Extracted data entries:
——————————

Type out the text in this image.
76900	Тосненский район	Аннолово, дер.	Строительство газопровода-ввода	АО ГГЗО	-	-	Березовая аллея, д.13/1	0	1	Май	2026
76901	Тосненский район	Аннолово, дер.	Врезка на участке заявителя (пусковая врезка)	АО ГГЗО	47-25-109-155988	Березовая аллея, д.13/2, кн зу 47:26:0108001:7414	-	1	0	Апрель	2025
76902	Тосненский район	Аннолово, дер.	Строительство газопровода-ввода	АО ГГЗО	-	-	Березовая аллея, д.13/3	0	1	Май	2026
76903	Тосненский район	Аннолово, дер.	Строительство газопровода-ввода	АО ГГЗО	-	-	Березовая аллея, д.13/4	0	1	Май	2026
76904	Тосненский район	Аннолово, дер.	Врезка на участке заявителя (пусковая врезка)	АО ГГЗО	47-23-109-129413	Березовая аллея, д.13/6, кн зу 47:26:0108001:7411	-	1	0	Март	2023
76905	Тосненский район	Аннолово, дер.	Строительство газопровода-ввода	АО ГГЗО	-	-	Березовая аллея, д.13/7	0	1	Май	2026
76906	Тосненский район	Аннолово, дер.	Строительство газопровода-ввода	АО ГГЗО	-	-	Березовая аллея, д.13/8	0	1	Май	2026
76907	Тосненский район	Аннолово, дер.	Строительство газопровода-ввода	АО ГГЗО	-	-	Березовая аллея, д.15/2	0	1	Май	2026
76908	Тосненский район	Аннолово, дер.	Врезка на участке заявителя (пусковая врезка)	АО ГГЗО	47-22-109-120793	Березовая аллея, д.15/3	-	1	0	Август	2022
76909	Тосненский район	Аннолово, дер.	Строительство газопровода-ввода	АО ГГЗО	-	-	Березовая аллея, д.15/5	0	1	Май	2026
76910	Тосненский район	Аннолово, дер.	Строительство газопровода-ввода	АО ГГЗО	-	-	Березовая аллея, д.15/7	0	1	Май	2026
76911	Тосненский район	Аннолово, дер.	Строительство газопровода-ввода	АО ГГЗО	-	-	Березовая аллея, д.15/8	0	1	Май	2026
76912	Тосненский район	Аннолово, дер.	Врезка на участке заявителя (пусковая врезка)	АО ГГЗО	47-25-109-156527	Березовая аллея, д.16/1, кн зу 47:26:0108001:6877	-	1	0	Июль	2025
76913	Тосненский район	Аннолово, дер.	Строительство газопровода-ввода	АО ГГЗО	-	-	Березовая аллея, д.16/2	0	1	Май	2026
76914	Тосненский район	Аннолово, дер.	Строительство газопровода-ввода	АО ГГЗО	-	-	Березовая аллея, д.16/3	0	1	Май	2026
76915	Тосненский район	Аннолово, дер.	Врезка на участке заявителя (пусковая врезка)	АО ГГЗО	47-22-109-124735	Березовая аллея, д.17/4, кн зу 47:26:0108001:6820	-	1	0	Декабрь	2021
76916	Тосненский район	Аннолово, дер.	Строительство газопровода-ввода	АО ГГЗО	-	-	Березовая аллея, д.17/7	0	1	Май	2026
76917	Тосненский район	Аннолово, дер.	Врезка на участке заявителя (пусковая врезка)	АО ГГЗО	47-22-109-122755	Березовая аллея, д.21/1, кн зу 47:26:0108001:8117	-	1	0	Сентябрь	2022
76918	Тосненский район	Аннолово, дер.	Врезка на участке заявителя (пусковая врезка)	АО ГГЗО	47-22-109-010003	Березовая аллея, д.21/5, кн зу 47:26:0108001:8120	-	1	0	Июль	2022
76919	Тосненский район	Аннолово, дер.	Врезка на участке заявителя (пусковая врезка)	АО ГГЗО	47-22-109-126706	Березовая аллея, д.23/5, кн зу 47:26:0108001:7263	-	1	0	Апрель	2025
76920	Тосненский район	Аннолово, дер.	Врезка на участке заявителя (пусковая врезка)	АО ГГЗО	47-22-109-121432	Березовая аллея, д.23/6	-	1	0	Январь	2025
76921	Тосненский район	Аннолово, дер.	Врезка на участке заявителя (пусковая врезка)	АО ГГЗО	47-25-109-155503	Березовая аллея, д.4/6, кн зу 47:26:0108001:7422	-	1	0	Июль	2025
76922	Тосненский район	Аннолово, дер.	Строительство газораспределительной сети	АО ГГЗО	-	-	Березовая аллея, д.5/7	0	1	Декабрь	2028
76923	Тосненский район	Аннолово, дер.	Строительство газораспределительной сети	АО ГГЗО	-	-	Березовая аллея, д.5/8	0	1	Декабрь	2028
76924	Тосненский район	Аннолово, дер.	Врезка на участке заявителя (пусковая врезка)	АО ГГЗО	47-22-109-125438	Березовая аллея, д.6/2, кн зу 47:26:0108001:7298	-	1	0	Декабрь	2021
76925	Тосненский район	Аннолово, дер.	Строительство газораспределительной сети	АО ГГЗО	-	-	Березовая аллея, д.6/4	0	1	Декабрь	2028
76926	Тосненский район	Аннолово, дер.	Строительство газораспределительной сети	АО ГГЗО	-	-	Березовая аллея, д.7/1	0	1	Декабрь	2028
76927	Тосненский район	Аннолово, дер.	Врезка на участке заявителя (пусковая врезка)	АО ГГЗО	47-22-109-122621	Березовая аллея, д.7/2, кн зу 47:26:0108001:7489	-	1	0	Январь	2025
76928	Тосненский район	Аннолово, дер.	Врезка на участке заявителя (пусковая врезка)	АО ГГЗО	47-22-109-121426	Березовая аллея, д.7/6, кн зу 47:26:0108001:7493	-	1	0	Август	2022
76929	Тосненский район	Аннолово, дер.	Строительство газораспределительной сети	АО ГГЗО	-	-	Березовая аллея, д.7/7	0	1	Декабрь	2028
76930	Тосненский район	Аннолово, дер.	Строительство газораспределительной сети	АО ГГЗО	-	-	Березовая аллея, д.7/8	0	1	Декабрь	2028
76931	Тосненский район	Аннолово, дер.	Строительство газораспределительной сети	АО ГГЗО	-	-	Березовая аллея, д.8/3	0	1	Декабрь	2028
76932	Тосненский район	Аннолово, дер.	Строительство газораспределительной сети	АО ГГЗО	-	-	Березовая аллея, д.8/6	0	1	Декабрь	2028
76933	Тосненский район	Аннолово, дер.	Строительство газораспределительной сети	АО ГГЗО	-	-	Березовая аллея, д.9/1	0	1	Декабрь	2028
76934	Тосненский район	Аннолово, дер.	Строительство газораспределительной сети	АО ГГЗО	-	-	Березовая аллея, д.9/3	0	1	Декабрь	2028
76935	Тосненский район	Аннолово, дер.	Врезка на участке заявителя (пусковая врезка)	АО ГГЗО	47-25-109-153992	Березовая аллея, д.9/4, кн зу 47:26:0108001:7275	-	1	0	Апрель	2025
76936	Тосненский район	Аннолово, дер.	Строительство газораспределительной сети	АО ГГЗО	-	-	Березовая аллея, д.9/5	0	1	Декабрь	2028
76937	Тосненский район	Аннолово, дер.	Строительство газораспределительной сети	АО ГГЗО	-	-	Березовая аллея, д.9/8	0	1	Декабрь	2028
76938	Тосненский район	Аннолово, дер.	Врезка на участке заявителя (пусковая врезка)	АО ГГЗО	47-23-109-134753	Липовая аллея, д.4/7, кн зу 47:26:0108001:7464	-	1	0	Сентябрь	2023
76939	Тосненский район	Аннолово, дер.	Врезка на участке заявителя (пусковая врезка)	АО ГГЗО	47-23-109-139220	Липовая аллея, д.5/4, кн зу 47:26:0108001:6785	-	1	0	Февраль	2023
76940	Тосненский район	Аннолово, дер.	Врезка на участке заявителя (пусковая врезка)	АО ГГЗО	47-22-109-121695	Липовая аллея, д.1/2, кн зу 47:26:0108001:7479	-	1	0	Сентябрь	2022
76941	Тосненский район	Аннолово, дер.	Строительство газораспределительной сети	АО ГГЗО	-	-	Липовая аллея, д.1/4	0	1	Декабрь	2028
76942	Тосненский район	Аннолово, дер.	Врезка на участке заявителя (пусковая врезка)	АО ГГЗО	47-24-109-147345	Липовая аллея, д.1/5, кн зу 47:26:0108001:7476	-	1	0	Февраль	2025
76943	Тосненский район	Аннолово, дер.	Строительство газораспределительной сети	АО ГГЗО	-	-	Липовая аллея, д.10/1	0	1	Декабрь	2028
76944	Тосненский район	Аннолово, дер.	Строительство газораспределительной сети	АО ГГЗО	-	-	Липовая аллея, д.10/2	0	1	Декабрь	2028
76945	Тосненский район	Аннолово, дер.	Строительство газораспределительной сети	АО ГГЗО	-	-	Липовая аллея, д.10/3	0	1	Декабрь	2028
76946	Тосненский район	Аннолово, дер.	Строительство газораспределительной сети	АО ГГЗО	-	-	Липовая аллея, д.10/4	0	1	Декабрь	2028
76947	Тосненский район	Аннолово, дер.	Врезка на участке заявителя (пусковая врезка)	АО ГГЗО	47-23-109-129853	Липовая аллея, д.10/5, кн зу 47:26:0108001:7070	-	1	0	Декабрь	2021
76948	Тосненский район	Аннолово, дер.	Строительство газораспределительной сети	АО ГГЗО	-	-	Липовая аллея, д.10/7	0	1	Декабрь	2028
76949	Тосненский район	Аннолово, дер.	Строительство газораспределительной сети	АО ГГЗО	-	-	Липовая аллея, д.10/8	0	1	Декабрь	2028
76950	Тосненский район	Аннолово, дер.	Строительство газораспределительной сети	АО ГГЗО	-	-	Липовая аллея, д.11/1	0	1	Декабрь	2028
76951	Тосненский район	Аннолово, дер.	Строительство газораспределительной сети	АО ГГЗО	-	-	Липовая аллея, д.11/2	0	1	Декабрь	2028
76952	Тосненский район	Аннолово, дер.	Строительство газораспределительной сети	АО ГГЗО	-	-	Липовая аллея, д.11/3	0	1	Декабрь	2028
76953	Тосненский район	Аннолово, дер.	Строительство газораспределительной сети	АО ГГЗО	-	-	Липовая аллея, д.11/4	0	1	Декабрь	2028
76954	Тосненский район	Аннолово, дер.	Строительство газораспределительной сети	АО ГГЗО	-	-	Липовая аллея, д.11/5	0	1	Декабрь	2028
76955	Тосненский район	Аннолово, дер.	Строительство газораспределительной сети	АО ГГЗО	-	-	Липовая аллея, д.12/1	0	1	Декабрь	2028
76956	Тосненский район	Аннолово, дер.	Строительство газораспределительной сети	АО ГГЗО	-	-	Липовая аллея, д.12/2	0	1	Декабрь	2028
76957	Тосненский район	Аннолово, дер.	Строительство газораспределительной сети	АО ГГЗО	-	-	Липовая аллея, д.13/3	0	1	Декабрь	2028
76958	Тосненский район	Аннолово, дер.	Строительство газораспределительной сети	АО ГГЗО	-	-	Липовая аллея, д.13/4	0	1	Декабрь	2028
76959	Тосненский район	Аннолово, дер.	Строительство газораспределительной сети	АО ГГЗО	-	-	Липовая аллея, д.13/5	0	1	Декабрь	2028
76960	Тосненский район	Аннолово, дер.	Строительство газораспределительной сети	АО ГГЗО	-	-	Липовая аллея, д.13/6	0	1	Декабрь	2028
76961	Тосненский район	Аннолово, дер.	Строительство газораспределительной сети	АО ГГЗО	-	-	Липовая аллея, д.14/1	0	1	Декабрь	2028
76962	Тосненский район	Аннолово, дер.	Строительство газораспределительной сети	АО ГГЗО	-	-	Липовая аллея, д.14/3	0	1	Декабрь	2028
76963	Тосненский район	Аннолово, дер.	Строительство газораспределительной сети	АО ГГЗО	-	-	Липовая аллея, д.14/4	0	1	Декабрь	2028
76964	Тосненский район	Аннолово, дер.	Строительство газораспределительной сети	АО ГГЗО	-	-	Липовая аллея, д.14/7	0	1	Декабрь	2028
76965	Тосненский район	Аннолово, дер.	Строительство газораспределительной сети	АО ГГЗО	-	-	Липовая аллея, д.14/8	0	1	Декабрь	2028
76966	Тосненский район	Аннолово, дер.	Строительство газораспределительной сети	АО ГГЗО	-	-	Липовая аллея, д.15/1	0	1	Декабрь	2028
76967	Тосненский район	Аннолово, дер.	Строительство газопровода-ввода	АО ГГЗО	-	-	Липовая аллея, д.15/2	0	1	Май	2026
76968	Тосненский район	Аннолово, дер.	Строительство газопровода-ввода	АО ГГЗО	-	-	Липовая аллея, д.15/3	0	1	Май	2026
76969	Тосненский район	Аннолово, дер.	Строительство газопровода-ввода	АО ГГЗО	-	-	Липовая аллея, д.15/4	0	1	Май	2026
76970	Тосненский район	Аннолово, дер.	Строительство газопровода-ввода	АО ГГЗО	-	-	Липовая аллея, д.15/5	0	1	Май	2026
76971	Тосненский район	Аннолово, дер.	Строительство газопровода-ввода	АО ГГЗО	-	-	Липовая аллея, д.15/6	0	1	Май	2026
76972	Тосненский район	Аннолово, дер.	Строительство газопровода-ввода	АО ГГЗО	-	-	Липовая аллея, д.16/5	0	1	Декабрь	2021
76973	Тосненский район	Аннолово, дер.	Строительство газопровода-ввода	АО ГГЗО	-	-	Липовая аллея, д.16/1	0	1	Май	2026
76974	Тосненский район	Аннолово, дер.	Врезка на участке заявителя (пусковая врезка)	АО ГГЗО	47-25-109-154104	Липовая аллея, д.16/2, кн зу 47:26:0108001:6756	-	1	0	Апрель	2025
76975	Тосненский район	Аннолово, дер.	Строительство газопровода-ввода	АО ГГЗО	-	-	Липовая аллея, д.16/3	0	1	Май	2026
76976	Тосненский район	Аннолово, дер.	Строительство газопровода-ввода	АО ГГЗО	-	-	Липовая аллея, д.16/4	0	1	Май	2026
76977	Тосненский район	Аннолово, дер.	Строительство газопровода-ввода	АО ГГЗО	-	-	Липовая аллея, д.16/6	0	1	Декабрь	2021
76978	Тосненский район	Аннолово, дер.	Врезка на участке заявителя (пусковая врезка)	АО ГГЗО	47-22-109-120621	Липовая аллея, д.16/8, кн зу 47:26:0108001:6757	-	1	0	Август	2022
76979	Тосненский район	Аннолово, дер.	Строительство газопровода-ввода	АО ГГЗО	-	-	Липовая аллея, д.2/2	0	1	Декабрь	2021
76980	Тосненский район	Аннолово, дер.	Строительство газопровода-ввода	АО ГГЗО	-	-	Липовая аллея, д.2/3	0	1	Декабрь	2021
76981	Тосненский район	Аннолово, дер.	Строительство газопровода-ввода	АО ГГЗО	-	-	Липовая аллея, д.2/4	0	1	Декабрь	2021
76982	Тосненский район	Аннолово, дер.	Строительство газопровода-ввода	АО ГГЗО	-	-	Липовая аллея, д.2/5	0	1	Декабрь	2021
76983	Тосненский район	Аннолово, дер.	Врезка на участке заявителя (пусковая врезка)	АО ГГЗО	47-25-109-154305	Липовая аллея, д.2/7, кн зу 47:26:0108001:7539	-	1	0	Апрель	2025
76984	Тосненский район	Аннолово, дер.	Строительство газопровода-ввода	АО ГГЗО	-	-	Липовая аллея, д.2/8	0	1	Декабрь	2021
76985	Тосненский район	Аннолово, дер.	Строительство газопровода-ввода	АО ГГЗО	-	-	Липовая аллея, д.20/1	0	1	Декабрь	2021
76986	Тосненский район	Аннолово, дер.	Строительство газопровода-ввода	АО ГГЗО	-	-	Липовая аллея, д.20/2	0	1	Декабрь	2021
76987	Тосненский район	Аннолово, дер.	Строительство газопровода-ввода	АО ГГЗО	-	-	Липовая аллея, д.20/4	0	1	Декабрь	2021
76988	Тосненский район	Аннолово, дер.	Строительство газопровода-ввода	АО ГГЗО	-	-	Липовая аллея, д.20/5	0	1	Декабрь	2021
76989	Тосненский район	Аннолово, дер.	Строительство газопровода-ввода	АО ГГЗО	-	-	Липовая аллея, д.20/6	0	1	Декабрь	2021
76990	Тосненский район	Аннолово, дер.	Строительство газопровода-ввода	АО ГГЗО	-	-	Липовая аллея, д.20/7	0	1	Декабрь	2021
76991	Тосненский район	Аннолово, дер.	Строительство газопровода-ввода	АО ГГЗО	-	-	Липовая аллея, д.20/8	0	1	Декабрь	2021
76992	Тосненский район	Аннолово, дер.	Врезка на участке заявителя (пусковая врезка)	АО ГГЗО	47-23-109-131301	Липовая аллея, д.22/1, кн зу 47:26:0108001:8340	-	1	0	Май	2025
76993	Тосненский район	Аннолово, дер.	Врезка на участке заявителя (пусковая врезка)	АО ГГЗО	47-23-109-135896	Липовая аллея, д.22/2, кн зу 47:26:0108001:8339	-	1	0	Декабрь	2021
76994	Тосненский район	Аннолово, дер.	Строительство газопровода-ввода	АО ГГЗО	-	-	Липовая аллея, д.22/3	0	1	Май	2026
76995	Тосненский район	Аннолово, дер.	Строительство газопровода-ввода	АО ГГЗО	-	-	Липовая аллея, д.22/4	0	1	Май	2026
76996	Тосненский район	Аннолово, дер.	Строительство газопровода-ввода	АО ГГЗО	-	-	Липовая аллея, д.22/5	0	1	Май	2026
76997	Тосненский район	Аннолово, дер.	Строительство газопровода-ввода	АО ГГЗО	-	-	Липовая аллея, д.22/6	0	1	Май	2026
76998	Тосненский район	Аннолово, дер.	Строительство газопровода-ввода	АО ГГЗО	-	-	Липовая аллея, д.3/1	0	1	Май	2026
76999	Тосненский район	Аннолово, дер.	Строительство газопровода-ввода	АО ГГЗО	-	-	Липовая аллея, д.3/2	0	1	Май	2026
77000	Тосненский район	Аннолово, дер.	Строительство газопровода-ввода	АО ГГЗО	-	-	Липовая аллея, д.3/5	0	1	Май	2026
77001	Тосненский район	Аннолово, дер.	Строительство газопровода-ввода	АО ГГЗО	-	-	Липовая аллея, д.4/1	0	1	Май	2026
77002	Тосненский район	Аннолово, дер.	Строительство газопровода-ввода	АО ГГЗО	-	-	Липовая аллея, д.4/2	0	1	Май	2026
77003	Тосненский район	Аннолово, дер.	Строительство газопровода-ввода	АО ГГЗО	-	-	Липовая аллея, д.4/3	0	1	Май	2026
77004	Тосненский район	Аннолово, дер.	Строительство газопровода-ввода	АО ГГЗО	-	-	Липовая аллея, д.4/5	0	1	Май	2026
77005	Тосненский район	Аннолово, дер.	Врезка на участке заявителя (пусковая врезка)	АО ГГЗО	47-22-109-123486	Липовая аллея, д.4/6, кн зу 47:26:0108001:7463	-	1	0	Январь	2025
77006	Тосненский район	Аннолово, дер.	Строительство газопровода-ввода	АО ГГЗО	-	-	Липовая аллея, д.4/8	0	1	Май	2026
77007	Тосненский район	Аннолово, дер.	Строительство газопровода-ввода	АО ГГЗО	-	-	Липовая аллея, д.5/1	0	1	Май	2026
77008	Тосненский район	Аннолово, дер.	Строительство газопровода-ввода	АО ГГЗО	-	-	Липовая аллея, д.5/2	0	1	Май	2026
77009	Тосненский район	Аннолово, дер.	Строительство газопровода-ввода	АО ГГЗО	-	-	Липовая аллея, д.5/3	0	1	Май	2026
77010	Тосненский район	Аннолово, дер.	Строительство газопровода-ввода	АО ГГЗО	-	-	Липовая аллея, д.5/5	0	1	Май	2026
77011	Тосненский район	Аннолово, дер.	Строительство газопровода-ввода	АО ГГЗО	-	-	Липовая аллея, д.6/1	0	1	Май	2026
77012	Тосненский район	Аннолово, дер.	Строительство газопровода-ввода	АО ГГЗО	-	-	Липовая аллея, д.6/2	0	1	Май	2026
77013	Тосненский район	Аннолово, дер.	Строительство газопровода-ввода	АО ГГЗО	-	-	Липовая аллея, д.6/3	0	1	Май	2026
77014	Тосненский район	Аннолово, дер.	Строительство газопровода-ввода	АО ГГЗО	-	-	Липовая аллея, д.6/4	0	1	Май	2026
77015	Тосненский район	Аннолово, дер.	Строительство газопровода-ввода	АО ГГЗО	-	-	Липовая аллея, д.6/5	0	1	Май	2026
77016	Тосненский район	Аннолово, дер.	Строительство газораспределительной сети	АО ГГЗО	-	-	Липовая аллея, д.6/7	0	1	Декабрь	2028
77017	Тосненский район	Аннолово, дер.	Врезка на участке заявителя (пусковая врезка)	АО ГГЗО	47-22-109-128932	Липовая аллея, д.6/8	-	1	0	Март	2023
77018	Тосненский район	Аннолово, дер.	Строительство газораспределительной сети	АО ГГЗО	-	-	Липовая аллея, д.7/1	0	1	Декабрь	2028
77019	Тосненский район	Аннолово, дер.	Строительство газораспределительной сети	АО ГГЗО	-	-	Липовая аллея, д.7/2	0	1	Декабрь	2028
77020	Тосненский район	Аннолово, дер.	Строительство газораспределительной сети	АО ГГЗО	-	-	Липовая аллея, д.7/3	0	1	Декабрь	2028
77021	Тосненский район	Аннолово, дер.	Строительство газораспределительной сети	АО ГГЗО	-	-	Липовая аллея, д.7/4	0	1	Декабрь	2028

——————————

In the listing, find all lines with the string "Февраль" and copy them.

76939	Тосненский район	Аннолово, дер.	Врезка на участке заявителя (пусковая врезка)	АО ГГЗО	47-23-109-139220	Липовая аллея, д.5/4, кн зу 47:26:0108001:6785	-	1	0	Февраль	2023
76942	Тосненский район	Аннолово, дер.	Врезка на участке заявителя (пусковая врезка)	АО ГГЗО	47-24-109-147345	Липовая аллея, д.1/5, кн зу 47:26:0108001:7476	-	1	0	Февраль	2025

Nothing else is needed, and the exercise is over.